>> start Entries provided

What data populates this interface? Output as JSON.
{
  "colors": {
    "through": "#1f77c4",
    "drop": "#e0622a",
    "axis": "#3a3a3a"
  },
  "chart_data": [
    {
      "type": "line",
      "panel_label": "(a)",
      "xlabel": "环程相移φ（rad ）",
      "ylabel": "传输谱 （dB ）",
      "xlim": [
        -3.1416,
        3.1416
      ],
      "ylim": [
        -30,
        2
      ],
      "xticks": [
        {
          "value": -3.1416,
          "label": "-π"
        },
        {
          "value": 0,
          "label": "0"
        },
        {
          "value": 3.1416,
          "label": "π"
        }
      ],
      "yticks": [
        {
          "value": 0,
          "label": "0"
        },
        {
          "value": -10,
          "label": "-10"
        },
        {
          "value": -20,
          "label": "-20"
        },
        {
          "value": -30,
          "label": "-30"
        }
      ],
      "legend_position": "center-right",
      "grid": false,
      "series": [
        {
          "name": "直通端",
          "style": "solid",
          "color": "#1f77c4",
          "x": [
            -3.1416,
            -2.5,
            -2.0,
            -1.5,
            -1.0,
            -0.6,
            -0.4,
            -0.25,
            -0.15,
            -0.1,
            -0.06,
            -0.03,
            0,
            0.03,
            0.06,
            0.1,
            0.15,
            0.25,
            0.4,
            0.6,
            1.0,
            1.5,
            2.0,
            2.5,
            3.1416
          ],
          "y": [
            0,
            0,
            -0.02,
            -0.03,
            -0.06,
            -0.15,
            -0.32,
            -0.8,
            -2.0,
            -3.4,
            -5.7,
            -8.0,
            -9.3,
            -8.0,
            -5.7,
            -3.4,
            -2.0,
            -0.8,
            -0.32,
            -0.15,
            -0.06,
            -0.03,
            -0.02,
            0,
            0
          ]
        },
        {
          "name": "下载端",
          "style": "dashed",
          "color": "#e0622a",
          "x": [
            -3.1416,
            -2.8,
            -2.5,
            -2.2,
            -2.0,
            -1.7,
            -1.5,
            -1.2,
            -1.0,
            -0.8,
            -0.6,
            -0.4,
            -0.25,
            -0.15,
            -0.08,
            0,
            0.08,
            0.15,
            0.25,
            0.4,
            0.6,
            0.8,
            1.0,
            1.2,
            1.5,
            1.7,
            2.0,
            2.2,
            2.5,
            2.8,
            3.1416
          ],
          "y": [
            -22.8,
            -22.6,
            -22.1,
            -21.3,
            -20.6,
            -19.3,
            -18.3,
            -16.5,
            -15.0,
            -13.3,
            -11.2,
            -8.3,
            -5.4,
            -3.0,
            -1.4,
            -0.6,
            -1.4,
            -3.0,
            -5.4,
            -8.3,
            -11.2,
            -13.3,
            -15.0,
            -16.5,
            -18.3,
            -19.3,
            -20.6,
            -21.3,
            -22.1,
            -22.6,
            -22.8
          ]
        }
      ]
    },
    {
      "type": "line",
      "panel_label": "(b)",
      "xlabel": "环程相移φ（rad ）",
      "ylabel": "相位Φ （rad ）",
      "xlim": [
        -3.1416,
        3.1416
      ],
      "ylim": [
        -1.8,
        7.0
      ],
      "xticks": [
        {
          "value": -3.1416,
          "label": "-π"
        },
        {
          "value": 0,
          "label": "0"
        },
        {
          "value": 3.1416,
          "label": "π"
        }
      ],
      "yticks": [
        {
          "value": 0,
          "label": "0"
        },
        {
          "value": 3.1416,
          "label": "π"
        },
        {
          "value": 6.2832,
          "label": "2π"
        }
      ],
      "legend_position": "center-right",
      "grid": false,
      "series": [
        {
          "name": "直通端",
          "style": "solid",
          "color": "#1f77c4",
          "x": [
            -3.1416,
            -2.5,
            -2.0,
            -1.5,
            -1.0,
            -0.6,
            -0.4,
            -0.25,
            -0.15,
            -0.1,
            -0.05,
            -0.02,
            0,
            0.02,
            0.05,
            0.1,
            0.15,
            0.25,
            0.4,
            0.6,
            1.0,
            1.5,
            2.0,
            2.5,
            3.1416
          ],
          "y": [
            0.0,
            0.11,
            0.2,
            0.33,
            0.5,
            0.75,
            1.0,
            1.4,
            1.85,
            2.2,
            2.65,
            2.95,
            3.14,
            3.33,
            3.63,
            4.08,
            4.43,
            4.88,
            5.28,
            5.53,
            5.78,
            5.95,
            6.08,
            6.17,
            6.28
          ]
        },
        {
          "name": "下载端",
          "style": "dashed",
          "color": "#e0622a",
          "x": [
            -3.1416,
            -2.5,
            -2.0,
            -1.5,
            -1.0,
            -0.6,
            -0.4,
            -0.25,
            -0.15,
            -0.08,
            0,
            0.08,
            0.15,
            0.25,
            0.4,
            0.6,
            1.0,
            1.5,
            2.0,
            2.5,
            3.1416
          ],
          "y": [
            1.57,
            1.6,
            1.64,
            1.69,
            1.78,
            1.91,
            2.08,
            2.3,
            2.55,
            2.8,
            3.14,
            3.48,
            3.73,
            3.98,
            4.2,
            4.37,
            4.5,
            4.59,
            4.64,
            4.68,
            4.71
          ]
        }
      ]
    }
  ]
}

>> end Entries provided

From the records above, extract each line exactly as shown.

- Exercise response -
What data populates this interface? Output as JSON.
{
  "colors": {
    "through": "#1f77c4",
    "drop": "#e0622a",
    "axis": "#3a3a3a"
  },
  "chart_data": [
    {
      "type": "line",
      "panel_label": "(a)",
      "xlabel": "环程相移φ（rad ）",
      "ylabel": "传输谱 （dB ）",
      "xlim": [
        -3.1416,
        3.1416
      ],
      "ylim": [
        -30,
        2
      ],
      "xticks": [
        {
          "value": -3.1416,
          "label": "-π"
        },
        {
          "value": 0,
          "label": "0"
        },
        {
          "value": 3.1416,
          "label": "π"
        }
      ],
      "yticks": [
        {
          "value": 0,
          "label": "0"
        },
        {
          "value": -10,
          "label": "-10"
        },
        {
          "value": -20,
          "label": "-20"
        },
        {
          "value": -30,
          "label": "-30"
        }
      ],
      "legend_position": "center-right",
      "grid": false,
      "series": [
        {
          "name": "直通端",
          "style": "solid",
          "color": "#1f77c4",
          "x": [
            -3.1416,
            -2.5,
            -2.0,
            -1.5,
            -1.0,
            -0.6,
            -0.4,
            -0.25,
            -0.15,
            -0.1,
            -0.06,
            -0.03,
            0,
            0.03,
            0.06,
            0.1,
            0.15,
            0.25,
            0.4,
            0.6,
            1.0,
            1.5,
            2.0,
            2.5,
            3.1416
          ],
          "y": [
            0,
            0,
            -0.02,
            -0.03,
            -0.06,
            -0.15,
            -0.32,
            -0.8,
            -2.0,
            -3.4,
            -5.7,
            -8.0,
            -9.3,
            -8.0,
            -5.7,
            -3.4,
            -2.0,
            -0.8,
            -0.32,
            -0.15,
            -0.06,
            -0.03,
            -0.02,
            0,
            0
          ]
        },
        {
          "name": "下载端",
          "style": "dashed",
          "color": "#e0622a",
          "x": [
            -3.1416,
            -2.8,
            -2.5,
            -2.2,
            -2.0,
            -1.7,
            -1.5,
            -1.2,
            -1.0,
            -0.8,
            -0.6,
            -0.4,
            -0.25,
            -0.15,
            -0.08,
            0,
            0.08,
            0.15,
            0.25,
            0.4,
            0.6,
            0.8,
            1.0,
            1.2,
            1.5,
            1.7,
            2.0,
            2.2,
            2.5,
            2.8,
            3.1416
          ],
          "y": [
            -22.8,
            -22.6,
            -22.1,
            -21.3,
            -20.6,
            -19.3,
            -18.3,
            -16.5,
            -15.0,
            -13.3,
            -11.2,
            -8.3,
            -5.4,
            -3.0,
            -1.4,
            -0.6,
            -1.4,
            -3.0,
            -5.4,
            -8.3,
            -11.2,
            -13.3,
            -15.0,
            -16.5,
            -18.3,
            -19.3,
            -20.6,
            -21.3,
            -22.1,
            -22.6,
            -22.8
          ]
        }
      ]
    },
    {
      "type": "line",
      "panel_label": "(b)",
      "xlabel": "环程相移φ（rad ）",
      "ylabel": "相位Φ （rad ）",
      "xlim": [
        -3.1416,
        3.1416
      ],
      "ylim": [
        -1.8,
        7.0
      ],
      "xticks": [
        {
          "value": -3.1416,
          "label": "-π"
        },
        {
          "value": 0,
          "label": "0"
        },
        {
          "value": 3.1416,
          "label": "π"
        }
      ],
      "yticks": [
        {
          "value": 0,
          "label": "0"
        },
        {
          "value": 3.1416,
          "label": "π"
        },
        {
          "value": 6.2832,
          "label": "2π"
        }
      ],
      "legend_position": "center-right",
      "grid": false,
      "series": [
        {
          "name": "直通端",
          "style": "solid",
          "color": "#1f77c4",
          "x": [
            -3.1416,
            -2.5,
            -2.0,
            -1.5,
            -1.0,
            -0.6,
            -0.4,
            -0.25,
            -0.15,
            -0.1,
            -0.05,
            -0.02,
            0,
            0.02,
            0.05,
            0.1,
            0.15,
            0.25,
            0.4,
            0.6,
            1.0,
            1.5,
            2.0,
            2.5,
            3.1416
          ],
          "y": [
            0.0,
            0.11,
            0.2,
            0.33,
            0.5,
            0.75,
            1.0,
            1.4,
            1.85,
            2.2,
            2.65,
            2.95,
            3.14,
            3.33,
            3.63,
            4.08,
            4.43,
            4.88,
            5.28,
            5.53,
            5.78,
            5.95,
            6.08,
            6.17,
            6.28
          ]
        },
        {
          "name": "下载端",
          "style": "dashed",
          "color": "#e0622a",
          "x": [
            -3.1416,
            -2.5,
            -2.0,
            -1.5,
            -1.0,
            -0.6,
            -0.4,
            -0.25,
            -0.15,
            -0.08,
            0,
            0.08,
            0.15,
            0.25,
            0.4,
            0.6,
            1.0,
            1.5,
            2.0,
            2.5,
            3.1416
          ],
          "y": [
            1.57,
            1.6,
            1.64,
            1.69,
            1.78,
            1.91,
            2.08,
            2.3,
            2.55,
            2.8,
            3.14,
            3.48,
            3.73,
            3.98,
            4.2,
            4.37,
            4.5,
            4.59,
            4.64,
            4.68,
            4.71
          ]
        }
      ]
    }
  ]
}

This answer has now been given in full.